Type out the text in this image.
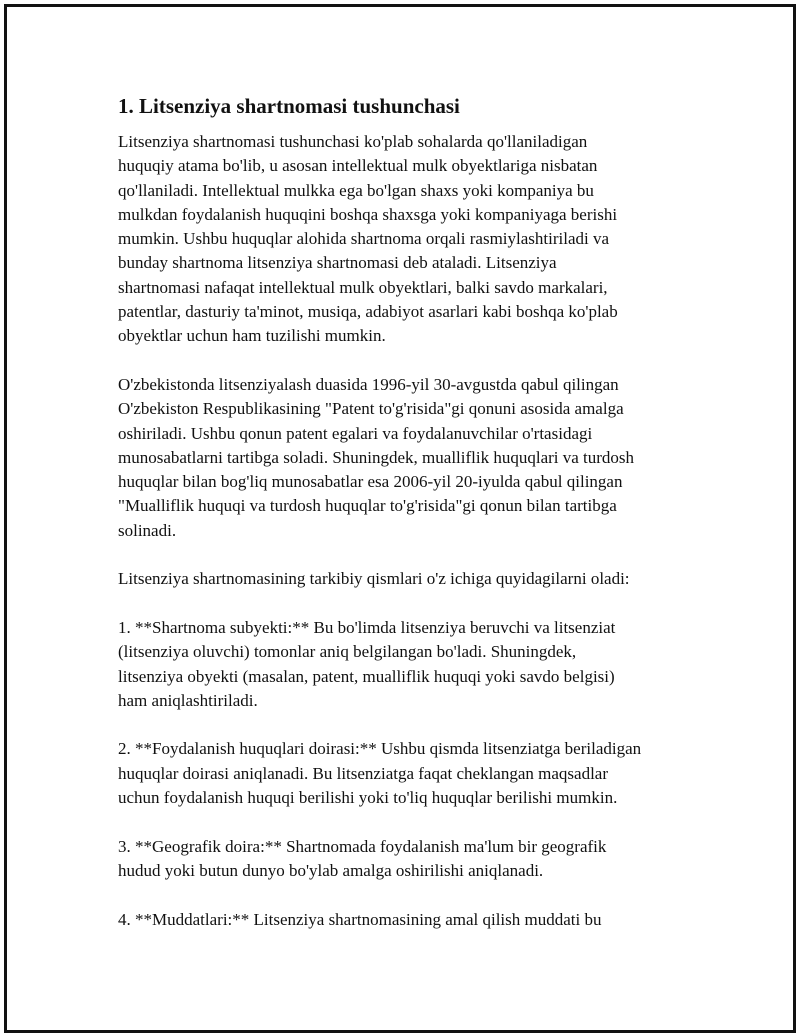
1. Litsenziya shartnomasi tushunchasi

Litsenziya shartnomasi tushunchasi ko'plab sohalarda qo'llaniladigan
huquqiy atama bo'lib, u asosan intellektual mulk obyektlariga nisbatan
qo'llaniladi. Intellektual mulkka ega bo'lgan shaxs yoki kompaniya bu
mulkdan foydalanish huquqini boshqa shaxsga yoki kompaniyaga berishi
mumkin. Ushbu huquqlar alohida shartnoma orqali rasmiylashtiriladi va
bunday shartnoma litsenziya shartnomasi deb ataladi. Litsenziya
shartnomasi nafaqat intellektual mulk obyektlari, balki savdo markalari,
patentlar, dasturiy ta'minot, musiqa, adabiyot asarlari kabi boshqa ko'plab
obyektlar uchun ham tuzilishi mumkin.

O'zbekistonda litsenziyalash duasida 1996-yil 30-avgustda qabul qilingan
O'zbekiston Respublikasining "Patent to'g'risida"gi qonuni asosida amalga
oshiriladi. Ushbu qonun patent egalari va foydalanuvchilar o'rtasidagi
munosabatlarni tartibga soladi. Shuningdek, mualliflik huquqlari va turdosh
huquqlar bilan bog'liq munosabatlar esa 2006-yil 20-iyulda qabul qilingan
"Mualliflik huquqi va turdosh huquqlar to'g'risida"gi qonun bilan tartibga
solinadi.

Litsenziya shartnomasining tarkibiy qismlari o'z ichiga quyidagilarni oladi:

1. **Shartnoma subyekti:** Bu bo'limda litsenziya beruvchi va litsenziat
(litsenziya oluvchi) tomonlar aniq belgilangan bo'ladi. Shuningdek,
litsenziya obyekti (masalan, patent, mualliflik huquqi yoki savdo belgisi)
ham aniqlashtiriladi.

2. **Foydalanish huquqlari doirasi:** Ushbu qismda litsenziatga beriladigan
huquqlar doirasi aniqlanadi. Bu litsenziatga faqat cheklangan maqsadlar
uchun foydalanish huquqi berilishi yoki to'liq huquqlar berilishi mumkin.

3. **Geografik doira:** Shartnomada foydalanish ma'lum bir geografik
hudud yoki butun dunyo bo'ylab amalga oshirilishi aniqlanadi.

4. **Muddatlari:** Litsenziya shartnomasining amal qilish muddati bu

□ □ □ □ □

### Aim of the task
Return each line where "risida" shows up.

### Answer to the exercise
O'zbekiston Respublikasining "Patent to'g'risida"gi qonuni asosida amalga
"Mualliflik huquqi va turdosh huquqlar to'g'risida"gi qonun bilan tartibga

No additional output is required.